[Begin DATA]
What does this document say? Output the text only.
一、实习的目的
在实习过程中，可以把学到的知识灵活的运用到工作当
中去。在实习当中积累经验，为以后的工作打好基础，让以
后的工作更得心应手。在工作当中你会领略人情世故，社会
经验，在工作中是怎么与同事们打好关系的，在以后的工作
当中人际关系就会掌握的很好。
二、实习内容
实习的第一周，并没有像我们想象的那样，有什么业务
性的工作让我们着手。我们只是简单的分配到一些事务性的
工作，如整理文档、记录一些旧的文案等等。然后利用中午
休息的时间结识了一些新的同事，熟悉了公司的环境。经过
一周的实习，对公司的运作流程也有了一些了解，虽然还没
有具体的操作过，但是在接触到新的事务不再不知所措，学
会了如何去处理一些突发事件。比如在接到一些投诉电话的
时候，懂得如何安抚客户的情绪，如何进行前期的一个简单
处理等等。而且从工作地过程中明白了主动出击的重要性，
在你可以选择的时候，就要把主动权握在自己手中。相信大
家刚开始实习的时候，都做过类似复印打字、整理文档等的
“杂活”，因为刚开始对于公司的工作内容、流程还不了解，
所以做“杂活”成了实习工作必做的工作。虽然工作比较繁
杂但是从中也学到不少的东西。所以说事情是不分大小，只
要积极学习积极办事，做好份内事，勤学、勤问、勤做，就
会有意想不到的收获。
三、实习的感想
[End DATA]
* **PROBLEM DESCRIPTION**
Recopy the entries above in their entirety, exactly.

* **THE RESPONSE**
What does this document say? Output the text only.
一、实习的目的
在实习过程中，可以把学到的知识灵活的运用到工作当
中去。在实习当中积累经验，为以后的工作打好基础，让以
后的工作更得心应手。在工作当中你会领略人情世故，社会
经验，在工作中是怎么与同事们打好关系的，在以后的工作
当中人际关系就会掌握的很好。
二、实习内容
实习的第一周，并没有像我们想象的那样，有什么业务
性的工作让我们着手。我们只是简单的分配到一些事务性的
工作，如整理文档、记录一些旧的文案等等。然后利用中午
休息的时间结识了一些新的同事，熟悉了公司的环境。经过
一周的实习，对公司的运作流程也有了一些了解，虽然还没
有具体的操作过，但是在接触到新的事务不再不知所措，学
会了如何去处理一些突发事件。比如在接到一些投诉电话的
时候，懂得如何安抚客户的情绪，如何进行前期的一个简单
处理等等。而且从工作地过程中明白了主动出击的重要性，
在你可以选择的时候，就要把主动权握在自己手中。相信大
家刚开始实习的时候，都做过类似复印打字、整理文档等的
“杂活”，因为刚开始对于公司的工作内容、流程还不了解，
所以做“杂活”成了实习工作必做的工作。虽然工作比较繁
杂但是从中也学到不少的东西。所以说事情是不分大小，只
要积极学习积极办事，做好份内事，勤学、勤问、勤做，就
会有意想不到的收获。
三、实习的感想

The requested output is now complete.